> [Consigne 1]:
Dans le texte sur l'état d'urgence, quelle est la durée maximale pendant laquelle l'article 36-1 permettrait de maintenir les mesures prises ?
> [Consigne 2]:
Merci d'extraire du listing, sans aucune modification, le passage qui va de la ligne contenant « Output each element » jusqu'à la ligne contenant « column-header: Սահմանա- կետի N — [507, 264, 531, 273] », ces deux lignes comprises.

Fixé par défaut à une durée de douze jours, l’état d’urgence a été prolongé le 20 novembre pour une durée de trois mois, dans l’attente d’une modification de la constitution destinée à aménager certaines dispositions existantes, notamment les articles 16 et 36.
Le président français a justifié ces mesures exceptionnelles débouchant de fait sur un état d’exception, par le fait que le pays était « en guerre » contre le terrorisme. Ces dispositions législatives et leur justification ne sont pas sans rappeler le « Patriot Act » américain voté après les attentats du 11 septembre 2001 sous l’administration Bush et justifié là aussi par la « guerre contre le terrorisme »…
Les modifications que souhaite apporter l’exécutif français à la définition juridique de l’état d’urgence participent de la même logique et visent à faire sortir ce dernier d’un régime d’exception lié à des actes de guerre afin d’en faire perdurer l’application lorsque la menace ayant justifié son instauration a disparu. Ainsi, l’article 36-1 que souhaite insérer l’exécutif dans la constitution précise :
« Lorsque le péril ou les événements ayant conduit à décréter l’état d’urgence ont cessé mais que demeure un risque d’acte de terrorisme, les autorités civiles peuvent maintenir en vigueur les mesures prises en application du premier alinéa pendant une durée maximale de six mois. »
Ces mesures visent à faire entrer la France dans le régime politique de la « guerre au terrorisme » qui, par définition, constitue un « état d’exception permanent » à portée performative caractérisé par la restriction des libertés intérieures et un engagement armé extérieur ayant pour résultat le développement du terrorisme international, comme je l’avais montré dans un précédent article.
Dans l’état actuel du texte législatif, l’état d’urgence étend considérablement le pouvoir des autorités de police qui peuvent, sans l’intervention du pouvoir judiciaire :
- Instaurer un couvre-feu dans des lieux qui pourraient être exposés de manière importante à des troubles publics
- Restreindre la circulation des personnes ou des véhicules dans des lieux et des horaires déterminés
- Instituer des zones où le séjour des personnes est réglementé
- Interdire l’accès à un département à toute personne cherchant à entraver, de quelque manière que ce soit, l’action des pouvoirs publics
- Assigner à résidence toute personne dont l’activité s’avère dangereuse pour la sécurité et l’ordre public
- Réquisitionner des personnes ou des biens si le maintien de l’ordre le nécessite
- Ordonner la fermeture provisoire des salles de spectacle, débits de boissons et lieux de réunion de toute nature
- Interdire les réunions de nature à provoquer ou à entretenir le désordre
- Effectuer des perquisitions à domicile de jour et de nuit
- Prendre des mesures pour assurer le contrôle de la presse et des médias
Dans les deux cas, la restriction des libertés individuelles et civiles a été adoptée à une large majorité aussi bien par le parlement que le sénat, dans un large consensus des deux partis de gouvernement, Les Républicains et le parti « socialiste ».
La portée des dispositions légales définies par l’état d’urgence a en outre été modifiée par le gouvernement et les parlementaires lors de sa prolongation le 19 novembre.

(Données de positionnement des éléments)

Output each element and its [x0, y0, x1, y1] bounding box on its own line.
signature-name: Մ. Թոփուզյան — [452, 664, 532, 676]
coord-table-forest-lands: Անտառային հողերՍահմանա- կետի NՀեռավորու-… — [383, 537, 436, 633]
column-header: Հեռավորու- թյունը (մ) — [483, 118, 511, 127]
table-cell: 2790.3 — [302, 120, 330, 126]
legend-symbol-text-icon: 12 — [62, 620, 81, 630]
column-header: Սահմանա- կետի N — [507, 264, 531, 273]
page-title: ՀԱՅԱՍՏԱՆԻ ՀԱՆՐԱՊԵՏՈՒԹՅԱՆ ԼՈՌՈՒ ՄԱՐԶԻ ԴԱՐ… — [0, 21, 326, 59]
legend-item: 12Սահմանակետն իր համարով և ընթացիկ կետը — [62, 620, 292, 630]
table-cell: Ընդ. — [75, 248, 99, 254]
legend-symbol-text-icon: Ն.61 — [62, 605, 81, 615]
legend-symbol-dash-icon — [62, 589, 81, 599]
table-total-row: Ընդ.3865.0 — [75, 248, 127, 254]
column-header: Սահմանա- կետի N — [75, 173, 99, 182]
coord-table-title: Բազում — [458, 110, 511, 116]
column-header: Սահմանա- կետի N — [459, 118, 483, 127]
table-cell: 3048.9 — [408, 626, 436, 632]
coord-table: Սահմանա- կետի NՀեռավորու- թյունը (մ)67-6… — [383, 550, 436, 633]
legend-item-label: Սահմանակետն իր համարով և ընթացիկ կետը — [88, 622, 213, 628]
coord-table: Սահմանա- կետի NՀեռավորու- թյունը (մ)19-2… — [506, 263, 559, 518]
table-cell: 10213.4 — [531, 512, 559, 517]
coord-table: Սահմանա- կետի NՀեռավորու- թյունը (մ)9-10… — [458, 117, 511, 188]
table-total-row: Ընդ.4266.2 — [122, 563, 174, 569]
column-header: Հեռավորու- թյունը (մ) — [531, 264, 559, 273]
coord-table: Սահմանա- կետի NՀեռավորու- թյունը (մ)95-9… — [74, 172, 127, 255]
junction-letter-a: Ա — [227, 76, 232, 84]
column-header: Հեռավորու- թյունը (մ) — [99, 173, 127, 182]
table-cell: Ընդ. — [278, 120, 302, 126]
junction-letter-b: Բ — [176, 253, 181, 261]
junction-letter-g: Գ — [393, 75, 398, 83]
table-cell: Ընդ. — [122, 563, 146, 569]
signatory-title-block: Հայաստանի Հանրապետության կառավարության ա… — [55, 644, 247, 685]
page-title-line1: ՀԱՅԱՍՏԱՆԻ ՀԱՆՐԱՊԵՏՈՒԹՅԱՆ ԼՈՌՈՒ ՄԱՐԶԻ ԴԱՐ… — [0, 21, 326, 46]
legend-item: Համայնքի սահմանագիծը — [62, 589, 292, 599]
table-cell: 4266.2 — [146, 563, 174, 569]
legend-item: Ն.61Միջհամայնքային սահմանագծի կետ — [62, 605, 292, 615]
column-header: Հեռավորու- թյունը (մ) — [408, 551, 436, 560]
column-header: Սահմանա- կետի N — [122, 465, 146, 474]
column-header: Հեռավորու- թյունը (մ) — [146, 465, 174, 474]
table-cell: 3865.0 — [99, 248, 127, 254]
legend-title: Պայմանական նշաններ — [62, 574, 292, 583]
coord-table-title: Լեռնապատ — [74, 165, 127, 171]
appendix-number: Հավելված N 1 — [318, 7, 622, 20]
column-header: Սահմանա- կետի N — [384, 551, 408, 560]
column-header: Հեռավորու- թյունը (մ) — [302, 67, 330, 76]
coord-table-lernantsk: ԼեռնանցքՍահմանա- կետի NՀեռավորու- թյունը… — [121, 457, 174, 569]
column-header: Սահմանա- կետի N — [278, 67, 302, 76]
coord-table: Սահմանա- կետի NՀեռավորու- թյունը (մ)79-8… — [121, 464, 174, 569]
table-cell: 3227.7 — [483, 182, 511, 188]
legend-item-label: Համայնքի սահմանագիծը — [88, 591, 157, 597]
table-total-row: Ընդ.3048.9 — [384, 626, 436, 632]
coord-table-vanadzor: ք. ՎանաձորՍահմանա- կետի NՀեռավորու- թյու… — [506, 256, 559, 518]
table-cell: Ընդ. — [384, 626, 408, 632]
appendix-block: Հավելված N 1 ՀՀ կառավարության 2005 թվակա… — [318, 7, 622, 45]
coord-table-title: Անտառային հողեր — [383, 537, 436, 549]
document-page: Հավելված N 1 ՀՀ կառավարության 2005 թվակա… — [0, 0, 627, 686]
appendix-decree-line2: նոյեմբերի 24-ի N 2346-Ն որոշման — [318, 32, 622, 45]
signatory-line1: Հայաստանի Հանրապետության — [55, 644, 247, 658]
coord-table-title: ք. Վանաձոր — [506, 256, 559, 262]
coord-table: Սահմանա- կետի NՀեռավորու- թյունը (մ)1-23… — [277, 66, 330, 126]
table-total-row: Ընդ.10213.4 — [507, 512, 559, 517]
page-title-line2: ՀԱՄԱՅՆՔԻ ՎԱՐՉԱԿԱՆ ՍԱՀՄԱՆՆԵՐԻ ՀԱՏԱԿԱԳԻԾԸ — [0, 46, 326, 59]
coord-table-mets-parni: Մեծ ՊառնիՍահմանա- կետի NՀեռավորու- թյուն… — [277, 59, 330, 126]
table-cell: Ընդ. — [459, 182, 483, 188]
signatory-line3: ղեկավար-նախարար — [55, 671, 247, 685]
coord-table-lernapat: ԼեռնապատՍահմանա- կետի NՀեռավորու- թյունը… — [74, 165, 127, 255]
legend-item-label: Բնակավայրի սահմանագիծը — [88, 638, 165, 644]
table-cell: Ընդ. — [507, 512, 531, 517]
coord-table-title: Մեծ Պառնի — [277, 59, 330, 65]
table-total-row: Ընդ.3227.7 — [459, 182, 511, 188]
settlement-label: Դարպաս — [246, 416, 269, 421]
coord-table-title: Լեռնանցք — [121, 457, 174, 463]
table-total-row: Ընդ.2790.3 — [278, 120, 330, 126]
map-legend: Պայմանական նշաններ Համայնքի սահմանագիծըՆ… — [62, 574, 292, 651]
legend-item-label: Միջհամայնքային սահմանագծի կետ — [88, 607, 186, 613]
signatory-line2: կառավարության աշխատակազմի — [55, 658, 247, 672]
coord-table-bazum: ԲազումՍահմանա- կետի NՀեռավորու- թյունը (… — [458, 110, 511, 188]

---

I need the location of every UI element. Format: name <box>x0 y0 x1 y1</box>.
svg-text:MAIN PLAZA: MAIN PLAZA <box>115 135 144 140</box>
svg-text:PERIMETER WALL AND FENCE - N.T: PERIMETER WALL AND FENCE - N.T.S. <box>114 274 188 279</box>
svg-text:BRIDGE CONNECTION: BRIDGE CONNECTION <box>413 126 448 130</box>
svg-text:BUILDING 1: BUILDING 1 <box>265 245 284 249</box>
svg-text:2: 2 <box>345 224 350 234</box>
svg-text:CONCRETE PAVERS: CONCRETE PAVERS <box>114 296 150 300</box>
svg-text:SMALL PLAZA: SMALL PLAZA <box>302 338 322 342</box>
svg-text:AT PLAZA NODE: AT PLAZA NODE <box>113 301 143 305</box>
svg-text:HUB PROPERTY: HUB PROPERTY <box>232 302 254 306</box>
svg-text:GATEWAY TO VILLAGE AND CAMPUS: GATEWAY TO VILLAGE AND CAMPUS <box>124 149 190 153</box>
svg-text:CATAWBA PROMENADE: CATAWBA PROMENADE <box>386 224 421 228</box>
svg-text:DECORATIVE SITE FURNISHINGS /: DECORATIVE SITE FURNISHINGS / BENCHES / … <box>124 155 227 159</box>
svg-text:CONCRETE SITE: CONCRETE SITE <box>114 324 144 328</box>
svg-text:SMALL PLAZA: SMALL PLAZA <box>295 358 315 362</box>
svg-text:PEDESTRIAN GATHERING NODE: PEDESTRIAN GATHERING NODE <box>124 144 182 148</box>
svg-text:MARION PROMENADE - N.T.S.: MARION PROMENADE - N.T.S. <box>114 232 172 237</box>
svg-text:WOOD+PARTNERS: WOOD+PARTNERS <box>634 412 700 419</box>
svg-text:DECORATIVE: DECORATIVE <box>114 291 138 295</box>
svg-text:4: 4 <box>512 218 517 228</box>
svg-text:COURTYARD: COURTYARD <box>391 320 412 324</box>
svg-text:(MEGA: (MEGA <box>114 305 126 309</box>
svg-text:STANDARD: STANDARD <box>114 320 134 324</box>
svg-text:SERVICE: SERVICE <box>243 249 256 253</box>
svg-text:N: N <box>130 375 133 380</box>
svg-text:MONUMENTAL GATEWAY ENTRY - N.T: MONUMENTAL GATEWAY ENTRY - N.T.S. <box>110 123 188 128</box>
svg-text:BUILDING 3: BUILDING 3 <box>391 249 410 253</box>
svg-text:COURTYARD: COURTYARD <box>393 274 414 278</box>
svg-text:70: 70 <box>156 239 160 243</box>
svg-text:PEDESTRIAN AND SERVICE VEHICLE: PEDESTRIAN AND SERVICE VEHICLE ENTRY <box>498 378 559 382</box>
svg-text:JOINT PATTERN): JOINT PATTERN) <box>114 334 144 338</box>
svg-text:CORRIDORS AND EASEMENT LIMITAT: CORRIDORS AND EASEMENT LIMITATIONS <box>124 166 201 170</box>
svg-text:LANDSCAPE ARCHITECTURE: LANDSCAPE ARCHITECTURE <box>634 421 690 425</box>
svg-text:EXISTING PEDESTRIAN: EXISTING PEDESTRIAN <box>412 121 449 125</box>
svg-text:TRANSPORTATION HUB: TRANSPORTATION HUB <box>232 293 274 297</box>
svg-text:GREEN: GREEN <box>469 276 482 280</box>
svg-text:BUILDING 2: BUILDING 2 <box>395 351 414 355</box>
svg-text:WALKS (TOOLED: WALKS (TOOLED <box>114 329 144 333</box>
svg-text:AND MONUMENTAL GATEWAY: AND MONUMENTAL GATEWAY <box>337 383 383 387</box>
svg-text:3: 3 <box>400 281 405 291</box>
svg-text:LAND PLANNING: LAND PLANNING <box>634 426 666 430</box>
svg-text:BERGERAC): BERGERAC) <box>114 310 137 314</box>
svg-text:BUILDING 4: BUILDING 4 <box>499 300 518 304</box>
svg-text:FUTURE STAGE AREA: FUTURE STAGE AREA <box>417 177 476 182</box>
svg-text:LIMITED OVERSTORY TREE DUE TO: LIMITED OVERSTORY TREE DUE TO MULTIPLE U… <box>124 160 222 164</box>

> [Réponse attendue 1]:
Six mois.

> [Réponse attendue 2]:
Output each element and its [x0, y0, x1, y1] bounding box on its own line.
signature-name: Մ. Թոփուզյան — [452, 664, 532, 676]
coord-table-forest-lands: Անտառային հողերՍահմանա- կետի NՀեռավորու-… — [383, 537, 436, 633]
column-header: Հեռավորու- թյունը (մ) — [483, 118, 511, 127]
table-cell: 2790.3 — [302, 120, 330, 126]
legend-symbol-text-icon: 12 — [62, 620, 81, 630]
column-header: Սահմանա- կետի N — [507, 264, 531, 273]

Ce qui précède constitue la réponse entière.